── Records for this exercise ──

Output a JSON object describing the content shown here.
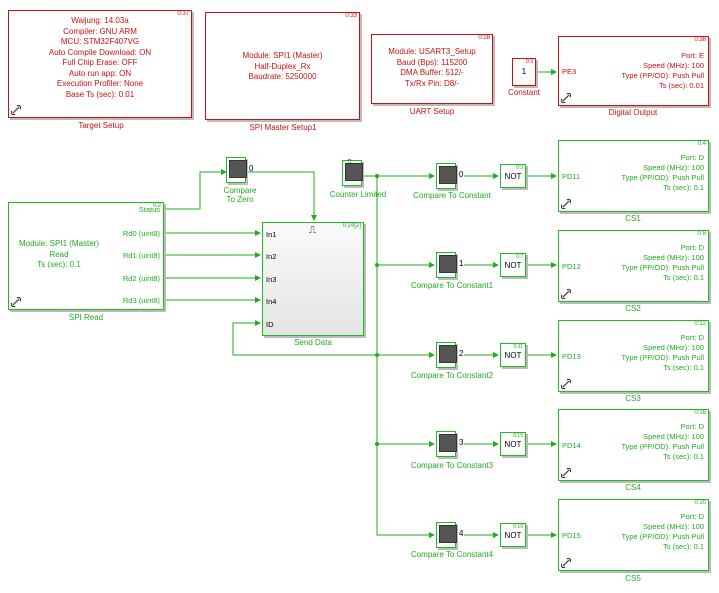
{
  "target_setup": {
    "corner": "0:37",
    "lines": [
      "Waijung: 14.03a",
      "Compiler: GNU ARM",
      "MCU: STM32F407VG",
      "Auto Compile Download: ON",
      "Full Chip Erase: OFF",
      "Auto run app: ON",
      "Execution Profiler: None",
      "Base Ts (sec): 0.01"
    ],
    "caption": "Target Setup"
  },
  "spi_master_setup": {
    "corner": "0:33",
    "lines": [
      "Module: SPI1 (Master)",
      "Half-Duplex_Rx",
      "Baudrate: 5250000"
    ],
    "caption": "SPI Master Setup1"
  },
  "uart_setup": {
    "corner": "0:28",
    "lines": [
      "Module: USART3_Setup",
      "Baud (Bps): 115200",
      "DMA Buffer: 512/-",
      "Tx/Rx Pin: D8/-"
    ],
    "caption": "UART Setup"
  },
  "constant": {
    "corner": "0:3",
    "value": "1",
    "caption": "Constant"
  },
  "digital_output": {
    "corner": "0:38",
    "port": "PE3",
    "lines": [
      "Port: E",
      "Speed (MHz): 100",
      "Type (PP/OD): Push Pull",
      "Ts (sec): 0.01"
    ],
    "caption": "Digital Output"
  },
  "spi_read": {
    "corner": "0:2",
    "lines": [
      "Module: SPI1 (Master)",
      "Read",
      "Ts (sec): 0.1"
    ],
    "ports": [
      "Status",
      "Rd0 (uint8)",
      "Rd1 (uint8)",
      "Rd2 (uint8)",
      "Rd3 (uint8)"
    ],
    "caption": "SPI Read"
  },
  "compare_zero": {
    "value": "0",
    "caption_line1": "Compare",
    "caption_line2": "To Zero"
  },
  "send_data": {
    "corner": "0:24[2]",
    "ports": [
      "In1",
      "In2",
      "In3",
      "In4",
      "ID"
    ],
    "trigger": "⎍",
    "caption": "Send Data"
  },
  "counter": {
    "caption": "Counter Limited",
    "icon_label": "⎍"
  },
  "compare_constants": [
    {
      "value": "0",
      "caption": "Compare To Constant"
    },
    {
      "value": "1",
      "caption": "Compare To Constant1"
    },
    {
      "value": "2",
      "caption": "Compare To Constant2"
    },
    {
      "value": "3",
      "caption": "Compare To Constant3"
    },
    {
      "value": "4",
      "caption": "Compare To Constant4"
    }
  ],
  "not_blocks": [
    {
      "corner": "0:3",
      "label": "NOT"
    },
    {
      "corner": "0:7",
      "label": "NOT"
    },
    {
      "corner": "0:11",
      "label": "NOT"
    },
    {
      "corner": "0:15",
      "label": "NOT"
    },
    {
      "corner": "0:19",
      "label": "NOT"
    }
  ],
  "cs_blocks": [
    {
      "corner": "0:4",
      "pin": "PD11",
      "lines": [
        "Port: D",
        "Speed (MHz): 100",
        "Type (PP/OD): Push Pull",
        "Ts (sec): 0.1"
      ],
      "caption": "CS1"
    },
    {
      "corner": "0:8",
      "pin": "PD12",
      "lines": [
        "Port: D",
        "Speed (MHz): 100",
        "Type (PP/OD): Push Pull",
        "Ts (sec): 0.1"
      ],
      "caption": "CS2"
    },
    {
      "corner": "0:12",
      "pin": "PD13",
      "lines": [
        "Port: D",
        "Speed (MHz): 100",
        "Type (PP/OD): Push Pull",
        "Ts (sec): 0.1"
      ],
      "caption": "CS3"
    },
    {
      "corner": "0:16",
      "pin": "PD14",
      "lines": [
        "Port: D",
        "Speed (MHz): 100",
        "Type (PP/OD): Push Pull",
        "Ts (sec): 0.1"
      ],
      "caption": "CS4"
    },
    {
      "corner": "0:20",
      "pin": "PD15",
      "lines": [
        "Port: D",
        "Speed (MHz): 100",
        "Type (PP/OD): Push Pull",
        "Ts (sec): 0.1"
      ],
      "caption": "CS5"
    }
  ],
  "colors": {
    "active": "#22aa22",
    "inactive": "#cc1111"
  }
}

───

Output the data exactly. Pictures don't belong in the result.

Output a JSON object describing the content shown here.
{
  "target_setup": {
    "corner": "0:37",
    "lines": [
      "Waijung: 14.03a",
      "Compiler: GNU ARM",
      "MCU: STM32F407VG",
      "Auto Compile Download: ON",
      "Full Chip Erase: OFF",
      "Auto run app: ON",
      "Execution Profiler: None",
      "Base Ts (sec): 0.01"
    ],
    "caption": "Target Setup"
  },
  "spi_master_setup": {
    "corner": "0:33",
    "lines": [
      "Module: SPI1 (Master)",
      "Half-Duplex_Rx",
      "Baudrate: 5250000"
    ],
    "caption": "SPI Master Setup1"
  },
  "uart_setup": {
    "corner": "0:28",
    "lines": [
      "Module: USART3_Setup",
      "Baud (Bps): 115200",
      "DMA Buffer: 512/-",
      "Tx/Rx Pin: D8/-"
    ],
    "caption": "UART Setup"
  },
  "constant": {
    "corner": "0:3",
    "value": "1",
    "caption": "Constant"
  },
  "digital_output": {
    "corner": "0:38",
    "port": "PE3",
    "lines": [
      "Port: E",
      "Speed (MHz): 100",
      "Type (PP/OD): Push Pull",
      "Ts (sec): 0.01"
    ],
    "caption": "Digital Output"
  },
  "spi_read": {
    "corner": "0:2",
    "lines": [
      "Module: SPI1 (Master)",
      "Read",
      "Ts (sec): 0.1"
    ],
    "ports": [
      "Status",
      "Rd0 (uint8)",
      "Rd1 (uint8)",
      "Rd2 (uint8)",
      "Rd3 (uint8)"
    ],
    "caption": "SPI Read"
  },
  "compare_zero": {
    "value": "0",
    "caption_line1": "Compare",
    "caption_line2": "To Zero"
  },
  "send_data": {
    "corner": "0:24[2]",
    "ports": [
      "In1",
      "In2",
      "In3",
      "In4",
      "ID"
    ],
    "trigger": "⎍",
    "caption": "Send Data"
  },
  "counter": {
    "caption": "Counter Limited",
    "icon_label": "⎍"
  },
  "compare_constants": [
    {
      "value": "0",
      "caption": "Compare To Constant"
    },
    {
      "value": "1",
      "caption": "Compare To Constant1"
    },
    {
      "value": "2",
      "caption": "Compare To Constant2"
    },
    {
      "value": "3",
      "caption": "Compare To Constant3"
    },
    {
      "value": "4",
      "caption": "Compare To Constant4"
    }
  ],
  "not_blocks": [
    {
      "corner": "0:3",
      "label": "NOT"
    },
    {
      "corner": "0:7",
      "label": "NOT"
    },
    {
      "corner": "0:11",
      "label": "NOT"
    },
    {
      "corner": "0:15",
      "label": "NOT"
    },
    {
      "corner": "0:19",
      "label": "NOT"
    }
  ],
  "cs_blocks": [
    {
      "corner": "0:4",
      "pin": "PD11",
      "lines": [
        "Port: D",
        "Speed (MHz): 100",
        "Type (PP/OD): Push Pull",
        "Ts (sec): 0.1"
      ],
      "caption": "CS1"
    },
    {
      "corner": "0:8",
      "pin": "PD12",
      "lines": [
        "Port: D",
        "Speed (MHz): 100",
        "Type (PP/OD): Push Pull",
        "Ts (sec): 0.1"
      ],
      "caption": "CS2"
    },
    {
      "corner": "0:12",
      "pin": "PD13",
      "lines": [
        "Port: D",
        "Speed (MHz): 100",
        "Type (PP/OD): Push Pull",
        "Ts (sec): 0.1"
      ],
      "caption": "CS3"
    },
    {
      "corner": "0:16",
      "pin": "PD14",
      "lines": [
        "Port: D",
        "Speed (MHz): 100",
        "Type (PP/OD): Push Pull",
        "Ts (sec): 0.1"
      ],
      "caption": "CS4"
    },
    {
      "corner": "0:20",
      "pin": "PD15",
      "lines": [
        "Port: D",
        "Speed (MHz): 100",
        "Type (PP/OD): Push Pull",
        "Ts (sec): 0.1"
      ],
      "caption": "CS5"
    }
  ],
  "colors": {
    "active": "#22aa22",
    "inactive": "#cc1111"
  }
}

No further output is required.